--- start of Supplied records ---
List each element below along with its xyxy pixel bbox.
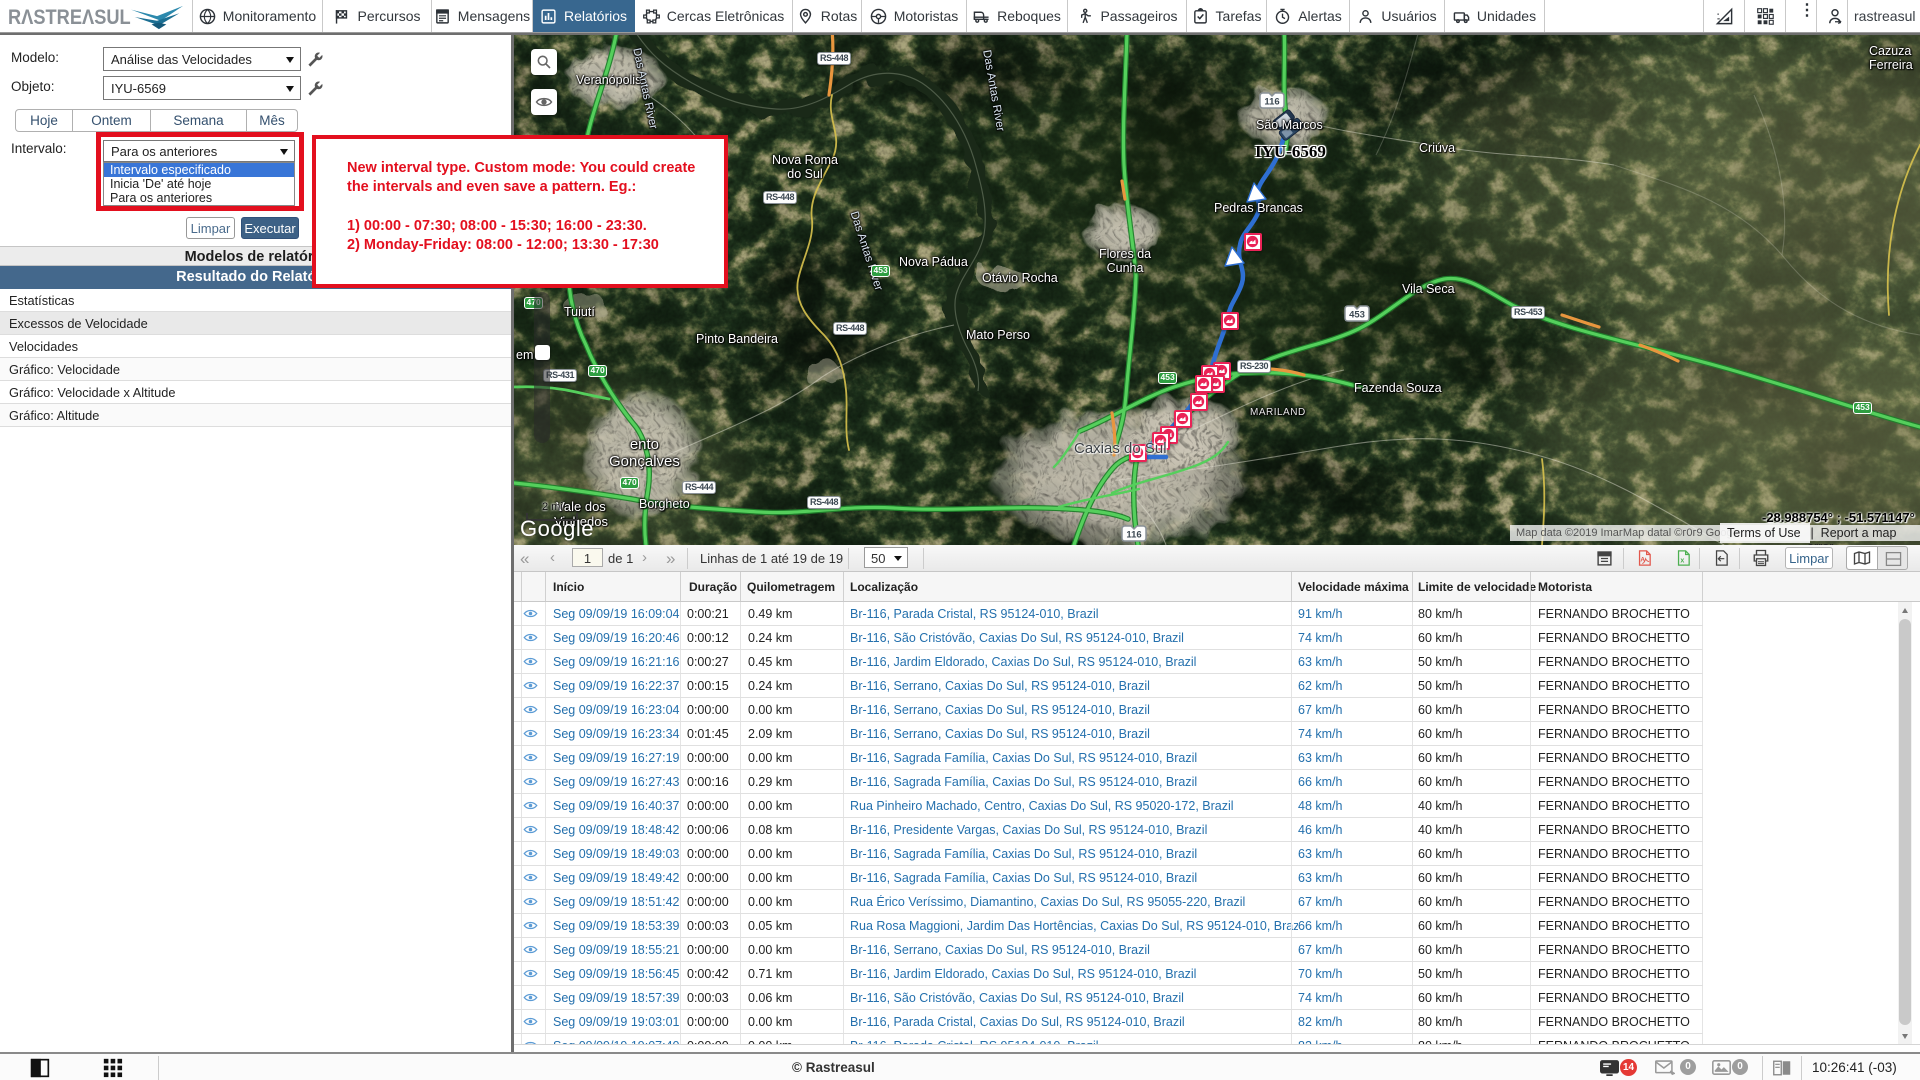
svg-text:x: x — [1680, 556, 1684, 564]
svg-text:453: 453 — [1349, 310, 1365, 321]
svg-text:A: A — [1640, 557, 1645, 564]
svg-text:116: 116 — [1126, 530, 1141, 541]
svg-text:116: 116 — [1264, 97, 1279, 108]
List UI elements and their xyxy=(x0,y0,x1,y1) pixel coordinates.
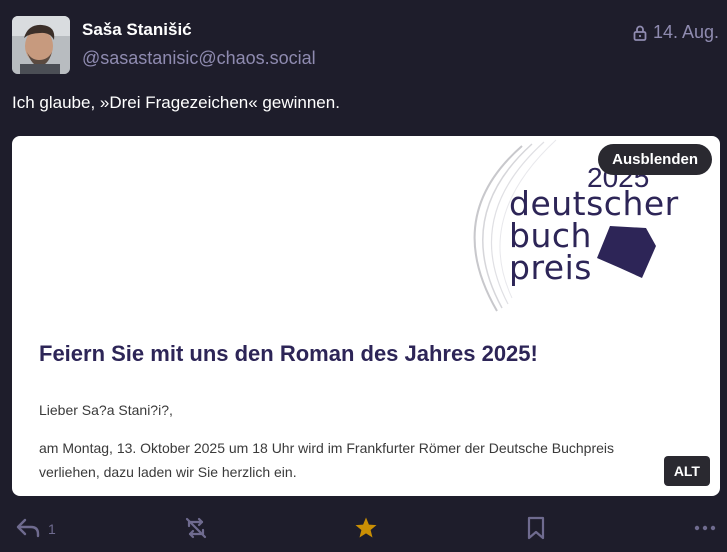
--- end of Supplied records ---
Rewrite all the records above as a numbered list with one line per item, and leave out blank lines and the pictures.

Complete output:
1. List each element below along with its xyxy pixel bbox.
2. svg-text:x: x — [1680, 556, 1684, 564]
3. svg-text:453: 453 — [1349, 310, 1365, 321]
4. svg-text:A: A — [1640, 557, 1645, 564]
5. svg-text:116: 116 — [1126, 530, 1141, 541]
6. svg-text:116: 116 — [1264, 97, 1279, 108]
7. List UI elements and their xyxy=(x0,y0,x1,y1) pixel coordinates.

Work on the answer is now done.